* [Your goal]: Reproduce each of the following items word for word, leaving every line unchanged.
BEGIN Task input
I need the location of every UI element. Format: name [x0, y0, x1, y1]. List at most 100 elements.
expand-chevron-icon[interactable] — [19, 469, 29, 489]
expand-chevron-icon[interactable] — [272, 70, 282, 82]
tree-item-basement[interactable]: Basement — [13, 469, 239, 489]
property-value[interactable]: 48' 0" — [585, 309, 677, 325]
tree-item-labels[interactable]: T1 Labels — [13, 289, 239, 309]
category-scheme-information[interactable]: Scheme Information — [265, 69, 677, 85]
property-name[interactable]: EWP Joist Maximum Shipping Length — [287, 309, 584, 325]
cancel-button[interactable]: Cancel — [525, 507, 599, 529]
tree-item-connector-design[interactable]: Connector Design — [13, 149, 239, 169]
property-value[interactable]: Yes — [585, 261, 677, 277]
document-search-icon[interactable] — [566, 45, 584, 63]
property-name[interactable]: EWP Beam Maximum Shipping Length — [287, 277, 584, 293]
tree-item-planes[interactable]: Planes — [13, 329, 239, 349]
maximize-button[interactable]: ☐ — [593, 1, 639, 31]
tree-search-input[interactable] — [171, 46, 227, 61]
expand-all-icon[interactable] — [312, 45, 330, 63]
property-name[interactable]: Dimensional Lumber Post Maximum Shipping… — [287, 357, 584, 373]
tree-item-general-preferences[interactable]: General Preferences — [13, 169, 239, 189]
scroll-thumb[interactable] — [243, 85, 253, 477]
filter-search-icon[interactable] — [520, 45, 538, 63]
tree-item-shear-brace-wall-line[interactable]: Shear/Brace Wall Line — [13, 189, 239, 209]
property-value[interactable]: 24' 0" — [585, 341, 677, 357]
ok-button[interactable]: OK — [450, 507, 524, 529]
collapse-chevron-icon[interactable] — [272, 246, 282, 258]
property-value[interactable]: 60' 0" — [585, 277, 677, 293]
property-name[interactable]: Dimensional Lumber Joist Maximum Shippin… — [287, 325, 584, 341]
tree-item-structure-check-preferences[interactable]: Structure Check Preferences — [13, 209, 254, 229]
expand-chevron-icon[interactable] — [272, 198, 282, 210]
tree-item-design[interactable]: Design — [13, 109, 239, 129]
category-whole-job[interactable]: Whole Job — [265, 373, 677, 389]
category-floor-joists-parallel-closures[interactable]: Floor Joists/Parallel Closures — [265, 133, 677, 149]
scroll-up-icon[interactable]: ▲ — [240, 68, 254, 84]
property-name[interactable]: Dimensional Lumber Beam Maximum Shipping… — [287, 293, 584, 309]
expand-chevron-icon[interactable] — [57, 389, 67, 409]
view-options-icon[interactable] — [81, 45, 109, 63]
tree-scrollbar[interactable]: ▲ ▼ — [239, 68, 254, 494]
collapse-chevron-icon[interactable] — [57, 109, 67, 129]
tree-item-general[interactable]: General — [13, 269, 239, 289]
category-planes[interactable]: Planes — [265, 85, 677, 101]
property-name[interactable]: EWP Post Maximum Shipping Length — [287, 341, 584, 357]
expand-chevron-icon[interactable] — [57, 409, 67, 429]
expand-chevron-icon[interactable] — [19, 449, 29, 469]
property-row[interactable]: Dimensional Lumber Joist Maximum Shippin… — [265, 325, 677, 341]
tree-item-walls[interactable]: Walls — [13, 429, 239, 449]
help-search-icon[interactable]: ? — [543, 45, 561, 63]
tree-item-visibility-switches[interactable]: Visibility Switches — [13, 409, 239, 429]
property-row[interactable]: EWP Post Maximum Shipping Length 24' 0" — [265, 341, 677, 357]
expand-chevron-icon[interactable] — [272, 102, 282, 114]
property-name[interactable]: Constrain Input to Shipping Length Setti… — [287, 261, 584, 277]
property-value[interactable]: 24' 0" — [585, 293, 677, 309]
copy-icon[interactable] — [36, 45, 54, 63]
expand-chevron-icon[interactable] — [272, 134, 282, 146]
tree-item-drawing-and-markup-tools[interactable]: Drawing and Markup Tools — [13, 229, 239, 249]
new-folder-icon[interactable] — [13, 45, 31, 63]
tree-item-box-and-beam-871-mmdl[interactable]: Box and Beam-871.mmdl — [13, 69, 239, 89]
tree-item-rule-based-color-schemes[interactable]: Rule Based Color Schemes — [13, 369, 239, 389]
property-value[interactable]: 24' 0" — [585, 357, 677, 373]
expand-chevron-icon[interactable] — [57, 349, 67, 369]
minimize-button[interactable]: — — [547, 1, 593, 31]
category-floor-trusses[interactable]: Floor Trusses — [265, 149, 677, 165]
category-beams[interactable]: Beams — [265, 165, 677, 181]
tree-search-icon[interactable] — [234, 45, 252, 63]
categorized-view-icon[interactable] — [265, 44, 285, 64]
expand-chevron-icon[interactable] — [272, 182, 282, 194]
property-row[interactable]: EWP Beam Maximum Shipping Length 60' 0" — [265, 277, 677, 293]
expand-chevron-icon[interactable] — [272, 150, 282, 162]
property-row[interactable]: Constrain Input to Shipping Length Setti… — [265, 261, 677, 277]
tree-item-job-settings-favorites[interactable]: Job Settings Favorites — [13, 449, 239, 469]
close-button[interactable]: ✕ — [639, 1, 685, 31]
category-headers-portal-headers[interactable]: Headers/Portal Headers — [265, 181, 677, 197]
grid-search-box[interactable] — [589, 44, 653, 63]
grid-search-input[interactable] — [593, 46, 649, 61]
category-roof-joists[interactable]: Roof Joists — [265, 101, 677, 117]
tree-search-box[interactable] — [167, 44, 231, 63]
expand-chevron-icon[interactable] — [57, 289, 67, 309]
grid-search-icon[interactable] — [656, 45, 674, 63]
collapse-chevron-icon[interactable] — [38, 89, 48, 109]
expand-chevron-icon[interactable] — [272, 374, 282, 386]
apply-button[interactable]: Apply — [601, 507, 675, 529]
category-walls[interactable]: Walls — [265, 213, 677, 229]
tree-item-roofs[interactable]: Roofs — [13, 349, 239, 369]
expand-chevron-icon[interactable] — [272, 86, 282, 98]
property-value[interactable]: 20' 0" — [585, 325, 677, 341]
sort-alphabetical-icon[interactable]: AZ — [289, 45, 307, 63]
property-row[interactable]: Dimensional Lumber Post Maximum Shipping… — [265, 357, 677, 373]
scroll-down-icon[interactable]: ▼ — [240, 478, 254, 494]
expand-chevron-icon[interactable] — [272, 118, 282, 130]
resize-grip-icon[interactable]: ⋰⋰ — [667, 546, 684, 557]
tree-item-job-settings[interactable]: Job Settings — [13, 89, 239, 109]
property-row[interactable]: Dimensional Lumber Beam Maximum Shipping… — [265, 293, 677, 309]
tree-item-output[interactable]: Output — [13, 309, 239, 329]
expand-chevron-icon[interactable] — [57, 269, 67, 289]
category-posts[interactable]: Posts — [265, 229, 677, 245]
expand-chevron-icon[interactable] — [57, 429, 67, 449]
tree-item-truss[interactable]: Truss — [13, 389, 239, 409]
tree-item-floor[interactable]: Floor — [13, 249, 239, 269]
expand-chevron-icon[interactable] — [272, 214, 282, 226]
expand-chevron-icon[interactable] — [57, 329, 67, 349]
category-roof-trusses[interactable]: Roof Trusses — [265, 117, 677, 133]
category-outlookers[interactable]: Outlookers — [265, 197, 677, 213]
END Task input
* [Worked solution]:
I need the location of every UI element. Format: name [x0, y0, x1, y1]. List at most 100 elements.
expand-chevron-icon[interactable] — [19, 469, 29, 489]
expand-chevron-icon[interactable] — [272, 70, 282, 82]
tree-item-basement[interactable]: Basement — [13, 469, 239, 489]
property-value[interactable]: 48' 0" — [585, 309, 677, 325]
tree-item-labels[interactable]: T1 Labels — [13, 289, 239, 309]
category-scheme-information[interactable]: Scheme Information — [265, 69, 677, 85]
property-name[interactable]: EWP Joist Maximum Shipping Length — [287, 309, 584, 325]
cancel-button[interactable]: Cancel — [525, 507, 599, 529]
tree-item-connector-design[interactable]: Connector Design — [13, 149, 239, 169]
property-value[interactable]: Yes — [585, 261, 677, 277]
document-search-icon[interactable] — [566, 45, 584, 63]
property-name[interactable]: EWP Beam Maximum Shipping Length — [287, 277, 584, 293]
tree-item-planes[interactable]: Planes — [13, 329, 239, 349]
maximize-button[interactable]: ☐ — [593, 1, 639, 31]
tree-search-input[interactable] — [171, 46, 227, 61]
expand-all-icon[interactable] — [312, 45, 330, 63]
property-name[interactable]: Dimensional Lumber Post Maximum Shipping… — [287, 357, 584, 373]
tree-item-general-preferences[interactable]: General Preferences — [13, 169, 239, 189]
scroll-thumb[interactable] — [243, 85, 253, 477]
filter-search-icon[interactable] — [520, 45, 538, 63]
tree-item-shear-brace-wall-line[interactable]: Shear/Brace Wall Line — [13, 189, 239, 209]
property-value[interactable]: 24' 0" — [585, 341, 677, 357]
ok-button[interactable]: OK — [450, 507, 524, 529]
collapse-chevron-icon[interactable] — [272, 246, 282, 258]
property-value[interactable]: 60' 0" — [585, 277, 677, 293]
property-name[interactable]: Dimensional Lumber Joist Maximum Shippin… — [287, 325, 584, 341]
tree-item-structure-check-preferences[interactable]: Structure Check Preferences — [13, 209, 254, 229]
expand-chevron-icon[interactable] — [272, 198, 282, 210]
tree-item-design[interactable]: Design — [13, 109, 239, 129]
category-whole-job[interactable]: Whole Job — [265, 373, 677, 389]
category-floor-joists-parallel-closures[interactable]: Floor Joists/Parallel Closures — [265, 133, 677, 149]
scroll-up-icon[interactable]: ▲ — [240, 68, 254, 84]
property-name[interactable]: Dimensional Lumber Beam Maximum Shipping… — [287, 293, 584, 309]
expand-chevron-icon[interactable] — [57, 389, 67, 409]
view-options-icon[interactable] — [81, 45, 109, 63]
tree-scrollbar[interactable]: ▲ ▼ — [239, 68, 254, 494]
collapse-chevron-icon[interactable] — [57, 109, 67, 129]
tree-item-general[interactable]: General — [13, 269, 239, 289]
category-planes[interactable]: Planes — [265, 85, 677, 101]
property-name[interactable]: EWP Post Maximum Shipping Length — [287, 341, 584, 357]
expand-chevron-icon[interactable] — [57, 409, 67, 429]
expand-chevron-icon[interactable] — [19, 449, 29, 469]
property-row[interactable]: Dimensional Lumber Joist Maximum Shippin… — [265, 325, 677, 341]
tree-item-walls[interactable]: Walls — [13, 429, 239, 449]
help-search-icon[interactable]: ? — [543, 45, 561, 63]
tree-item-visibility-switches[interactable]: Visibility Switches — [13, 409, 239, 429]
property-row[interactable]: EWP Post Maximum Shipping Length 24' 0" — [265, 341, 677, 357]
expand-chevron-icon[interactable] — [272, 102, 282, 114]
property-name[interactable]: Constrain Input to Shipping Length Setti… — [287, 261, 584, 277]
property-value[interactable]: 24' 0" — [585, 293, 677, 309]
copy-icon[interactable] — [36, 45, 54, 63]
expand-chevron-icon[interactable] — [272, 134, 282, 146]
tree-item-drawing-and-markup-tools[interactable]: Drawing and Markup Tools — [13, 229, 239, 249]
new-folder-icon[interactable] — [13, 45, 31, 63]
tree-item-box-and-beam-871-mmdl[interactable]: Box and Beam-871.mmdl — [13, 69, 239, 89]
tree-item-rule-based-color-schemes[interactable]: Rule Based Color Schemes — [13, 369, 239, 389]
property-value[interactable]: 24' 0" — [585, 357, 677, 373]
expand-chevron-icon[interactable] — [57, 349, 67, 369]
minimize-button[interactable]: — — [547, 1, 593, 31]
category-floor-trusses[interactable]: Floor Trusses — [265, 149, 677, 165]
category-beams[interactable]: Beams — [265, 165, 677, 181]
tree-search-icon[interactable] — [234, 45, 252, 63]
categorized-view-icon[interactable] — [265, 44, 285, 64]
expand-chevron-icon[interactable] — [272, 182, 282, 194]
property-row[interactable]: EWP Beam Maximum Shipping Length 60' 0" — [265, 277, 677, 293]
expand-chevron-icon[interactable] — [272, 150, 282, 162]
property-row[interactable]: Constrain Input to Shipping Length Setti… — [265, 261, 677, 277]
tree-item-job-settings-favorites[interactable]: Job Settings Favorites — [13, 449, 239, 469]
close-button[interactable]: ✕ — [639, 1, 685, 31]
category-headers-portal-headers[interactable]: Headers/Portal Headers — [265, 181, 677, 197]
grid-search-box[interactable] — [589, 44, 653, 63]
grid-search-input[interactable] — [593, 46, 649, 61]
category-roof-joists[interactable]: Roof Joists — [265, 101, 677, 117]
tree-search-box[interactable] — [167, 44, 231, 63]
expand-chevron-icon[interactable] — [57, 289, 67, 309]
grid-search-icon[interactable] — [656, 45, 674, 63]
collapse-chevron-icon[interactable] — [38, 89, 48, 109]
expand-chevron-icon[interactable] — [272, 374, 282, 386]
apply-button[interactable]: Apply — [601, 507, 675, 529]
category-walls[interactable]: Walls — [265, 213, 677, 229]
tree-item-roofs[interactable]: Roofs — [13, 349, 239, 369]
expand-chevron-icon[interactable] — [272, 86, 282, 98]
property-value[interactable]: 20' 0" — [585, 325, 677, 341]
sort-alphabetical-icon[interactable]: AZ — [289, 45, 307, 63]
property-row[interactable]: Dimensional Lumber Post Maximum Shipping… — [265, 357, 677, 373]
scroll-down-icon[interactable]: ▼ — [240, 478, 254, 494]
expand-chevron-icon[interactable] — [272, 118, 282, 130]
resize-grip-icon[interactable]: ⋰⋰ — [667, 546, 684, 557]
tree-item-job-settings[interactable]: Job Settings — [13, 89, 239, 109]
property-row[interactable]: Dimensional Lumber Beam Maximum Shipping… — [265, 293, 677, 309]
tree-item-output[interactable]: Output — [13, 309, 239, 329]
expand-chevron-icon[interactable] — [57, 269, 67, 289]
category-posts[interactable]: Posts — [265, 229, 677, 245]
expand-chevron-icon[interactable] — [57, 429, 67, 449]
tree-item-truss[interactable]: Truss — [13, 389, 239, 409]
tree-item-floor[interactable]: Floor — [13, 249, 239, 269]
expand-chevron-icon[interactable] — [272, 214, 282, 226]
expand-chevron-icon[interactable] — [57, 329, 67, 349]
category-roof-trusses[interactable]: Roof Trusses — [265, 117, 677, 133]
category-outlookers[interactable]: Outlookers — [265, 197, 677, 213]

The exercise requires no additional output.